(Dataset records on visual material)
'''

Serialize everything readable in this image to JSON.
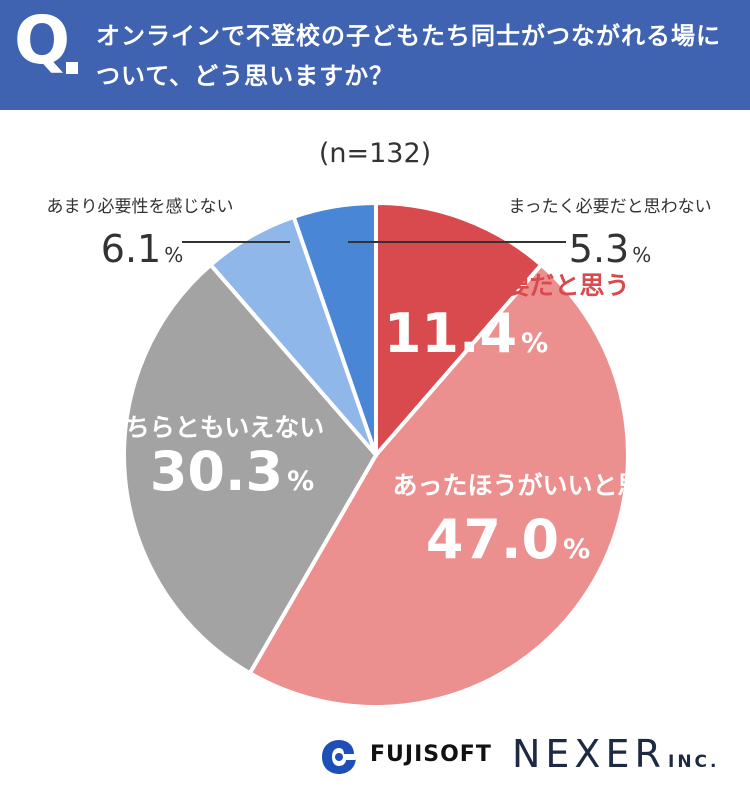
{
  "header": {
    "q_label": "Q",
    "question": "オンラインで不登校の子どもたち同士がつながれる場について、どう思いますか？"
  },
  "sample_label": "(n=132)",
  "chart_data": {
    "type": "pie",
    "title": "オンラインで不登校の子どもたち同士がつながれる場について、どう思いますか？",
    "n": 132,
    "unit": "%",
    "slices": [
      {
        "label": "とても必要だと思う",
        "value": 11.4,
        "value_text": "11.4",
        "color": "#d94a4e"
      },
      {
        "label": "あったほうがいいと思う",
        "value": 47.0,
        "value_text": "47.0",
        "color": "#ec8f8f"
      },
      {
        "label": "どちらともいえない",
        "value": 30.3,
        "value_text": "30.3",
        "color": "#a3a3a3"
      },
      {
        "label": "あまり必要性を感じない",
        "value": 6.1,
        "value_text": "6.1",
        "color": "#8fb7ea"
      },
      {
        "label": "まったく必要だと思わない",
        "value": 5.3,
        "value_text": "5.3",
        "color": "#4a86d6"
      }
    ]
  },
  "footer": {
    "fujisoft": "FUJISOFT",
    "nexer": "NEXER",
    "nexer_inc": "INC."
  },
  "colors": {
    "header_bg": "#3f62b1",
    "label_text": "#333333"
  }
}
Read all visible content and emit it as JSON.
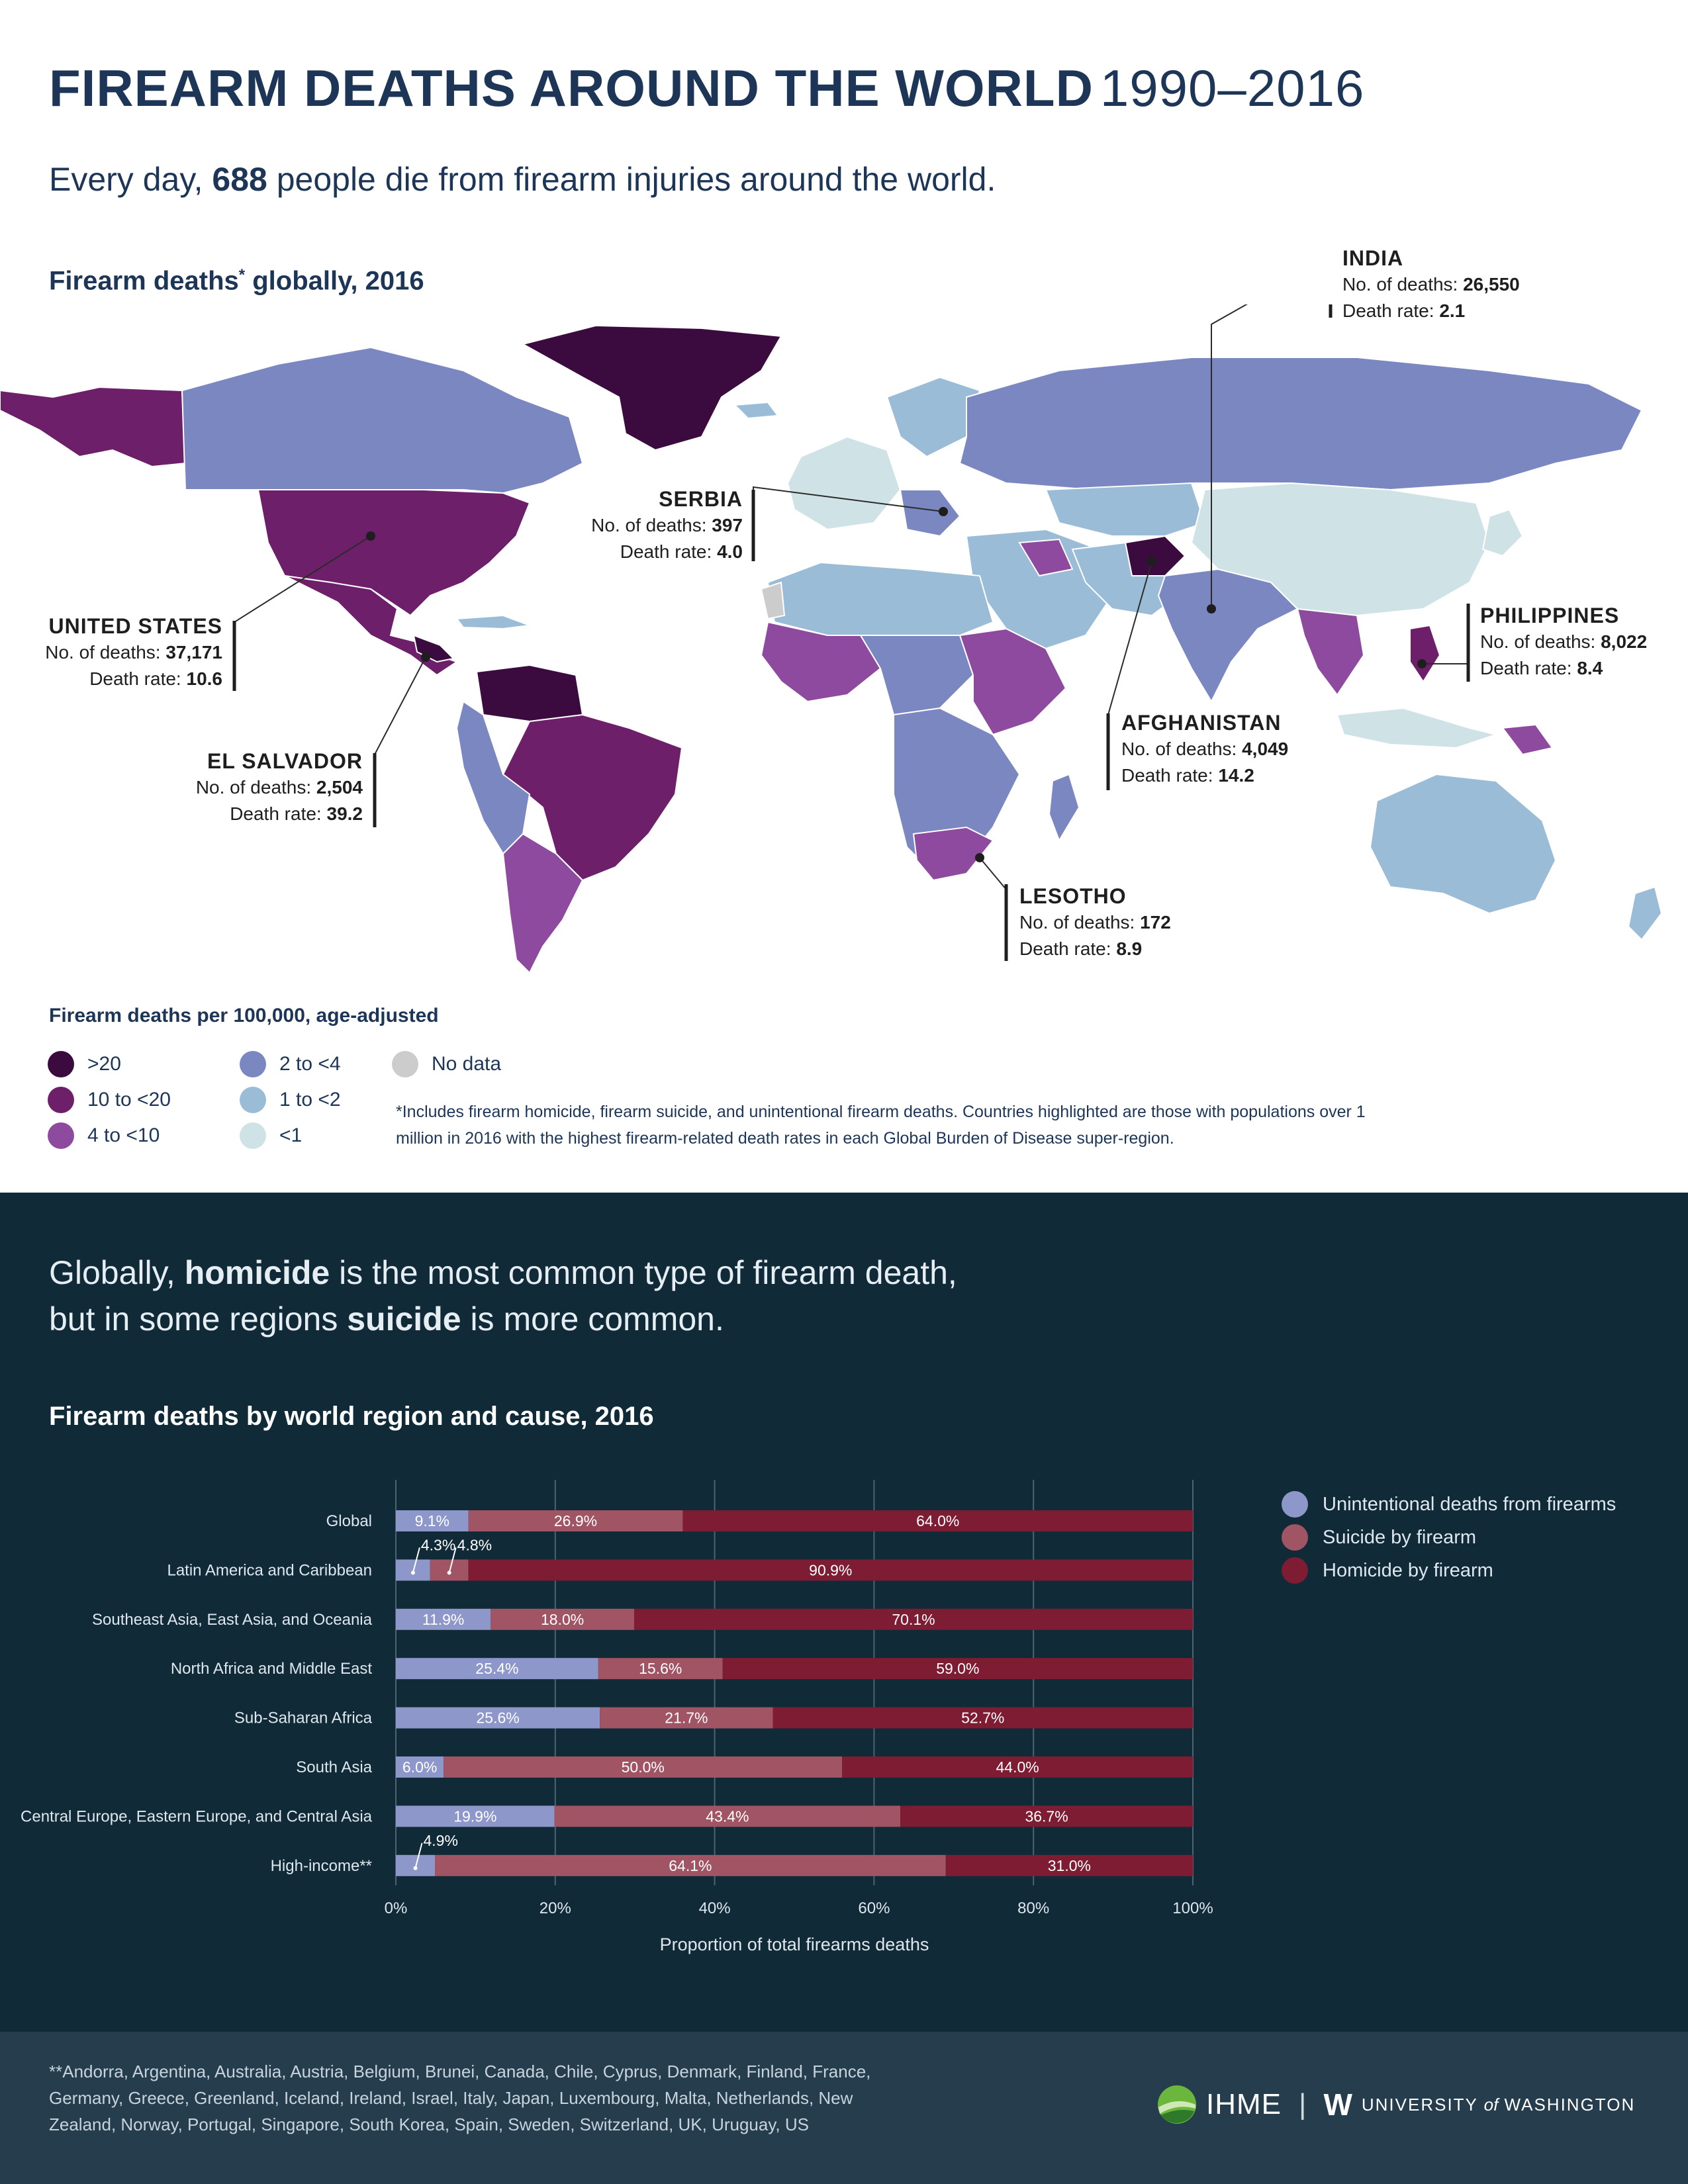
{
  "header": {
    "title_bold": "FIREARM DEATHS AROUND THE WORLD",
    "title_years": "1990–2016",
    "subtitle_pre": "Every day, ",
    "subtitle_num": "688",
    "subtitle_post": " people die from firearm injuries around the world."
  },
  "map": {
    "title": "Firearm deaths",
    "title_mark": "*",
    "title_post": " globally, 2016",
    "deaths_label": "No. of deaths: ",
    "rate_label": "Death rate: ",
    "callouts": {
      "india": {
        "name": "INDIA",
        "deaths": "26,550",
        "rate": "2.1"
      },
      "serbia": {
        "name": "SERBIA",
        "deaths": "397",
        "rate": "4.0"
      },
      "united_states": {
        "name": "UNITED STATES",
        "deaths": "37,171",
        "rate": "10.6"
      },
      "philippines": {
        "name": "PHILIPPINES",
        "deaths": "8,022",
        "rate": "8.4"
      },
      "afghanistan": {
        "name": "AFGHANISTAN",
        "deaths": "4,049",
        "rate": "14.2"
      },
      "el_salvador": {
        "name": "EL SALVADOR",
        "deaths": "2,504",
        "rate": "39.2"
      },
      "lesotho": {
        "name": "LESOTHO",
        "deaths": "172",
        "rate": "8.9"
      }
    },
    "legend_title": "Firearm deaths per 100,000, age-adjusted",
    "legend": [
      {
        "label": ">20",
        "color": "#3b0a3e"
      },
      {
        "label": "10 to <20",
        "color": "#6e1f6a"
      },
      {
        "label": "4 to <10",
        "color": "#8e4a9e"
      },
      {
        "label": "2 to <4",
        "color": "#7b87c0"
      },
      {
        "label": "1 to <2",
        "color": "#9bbcd6"
      },
      {
        "label": "<1",
        "color": "#cfe3e6"
      },
      {
        "label": "No data",
        "color": "#cccccc"
      }
    ],
    "footnote": "*Includes firearm homicide, firearm suicide, and unintentional firearm deaths. Countries highlighted are those with populations over 1 million in 2016 with the highest firearm-related death rates in each Global Burden of Disease super-region."
  },
  "section2": {
    "line1_pre": "Globally, ",
    "line1_bold": "homicide",
    "line1_post": " is the most common type of firearm death,",
    "line2_pre": "but in some regions ",
    "line2_bold": "suicide",
    "line2_post": " is more common."
  },
  "chart_data": {
    "type": "bar",
    "orientation": "horizontal-stacked",
    "title": "Firearm deaths by world region and cause, 2016",
    "xlabel": "Proportion of total firearms deaths",
    "xlim": [
      0,
      100
    ],
    "xticks": [
      "0%",
      "20%",
      "40%",
      "60%",
      "80%",
      "100%"
    ],
    "grid": true,
    "legend_position": "right",
    "categories": [
      "Global",
      "Latin America and Caribbean",
      "Southeast Asia, East Asia, and Oceania",
      "North Africa and Middle East",
      "Sub-Saharan Africa",
      "South Asia",
      "Central Europe, Eastern Europe, and Central Asia",
      "High-income**"
    ],
    "series": [
      {
        "name": "Unintentional deaths from firearms",
        "color": "#8d97c9",
        "values": [
          9.1,
          4.3,
          11.9,
          25.4,
          25.6,
          6.0,
          19.9,
          4.9
        ],
        "labels": [
          "9.1%",
          "4.3%",
          "11.9%",
          "25.4%",
          "25.6%",
          "6.0%",
          "19.9%",
          "4.9%"
        ]
      },
      {
        "name": "Suicide by firearm",
        "color": "#a15463",
        "values": [
          26.9,
          4.8,
          18.0,
          15.6,
          21.7,
          50.0,
          43.4,
          64.1
        ],
        "labels": [
          "26.9%",
          "4.8%",
          "18.0%",
          "15.6%",
          "21.7%",
          "50.0%",
          "43.4%",
          "64.1%"
        ]
      },
      {
        "name": "Homicide by firearm",
        "color": "#7e1c34",
        "values": [
          64.0,
          90.9,
          70.1,
          59.0,
          52.7,
          44.0,
          36.7,
          31.0
        ],
        "labels": [
          "64.0%",
          "90.9%",
          "70.1%",
          "59.0%",
          "52.7%",
          "44.0%",
          "36.7%",
          "31.0%"
        ]
      }
    ]
  },
  "footer": {
    "high_income_note": "**Andorra, Argentina, Australia, Austria, Belgium, Brunei, Canada, Chile, Cyprus, Denmark, Finland, France, Germany, Greece, Greenland, Iceland, Ireland, Israel, Italy, Japan, Luxembourg, Malta, Netherlands, New Zealand, Norway, Portugal, Singapore, South Korea, Spain, Sweden, Switzerland, UK, Uruguay, US",
    "ihme": "IHME",
    "separator": "|",
    "uw_mark": "W",
    "uw_pre": "UNIVERSITY ",
    "uw_of": "of",
    "uw_post": " WASHINGTON"
  }
}
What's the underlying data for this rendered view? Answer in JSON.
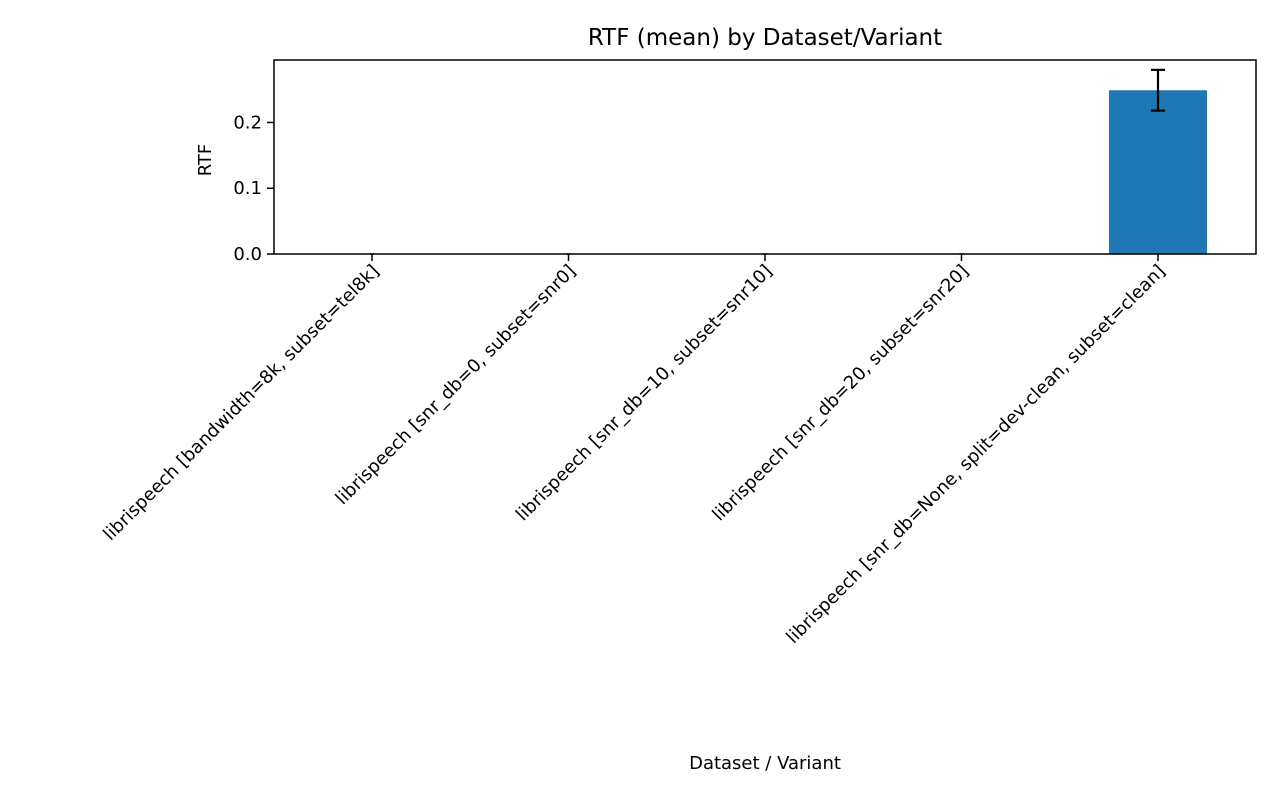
{
  "chart_data": {
    "type": "bar",
    "title": "RTF (mean) by Dataset/Variant",
    "xlabel": "Dataset / Variant",
    "ylabel": "RTF",
    "categories": [
      "librispeech [bandwidth=8k, subset=tel8k]",
      "librispeech [snr_db=0, subset=snr0]",
      "librispeech [snr_db=10, subset=snr10]",
      "librispeech [snr_db=20, subset=snr20]",
      "librispeech [snr_db=None, split=dev-clean, subset=clean]"
    ],
    "values": [
      0,
      0,
      0,
      0,
      0.249
    ],
    "errors": [
      0,
      0,
      0,
      0,
      0.031
    ],
    "ylim": [
      0,
      0.295
    ],
    "yticks": [
      0.0,
      0.1,
      0.2
    ],
    "ytick_labels": [
      "0.0",
      "0.1",
      "0.2"
    ],
    "grid": false,
    "bar_color": "#1f77b4",
    "error_color": "#000000"
  }
}
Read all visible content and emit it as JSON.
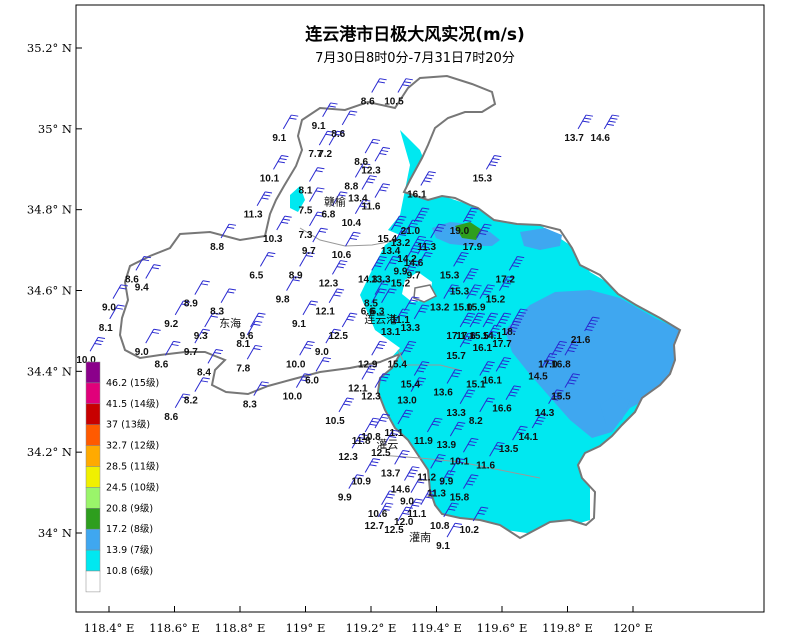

'''

_WHAT IS NEEDED:_ Track down all lines above with the string "from" and copy them.

_OUTPUT OF THE EXERCISE:_
    "subtitle_post": " people die from firearm injuries around the world."
        "name": "Unintentional deaths from firearms",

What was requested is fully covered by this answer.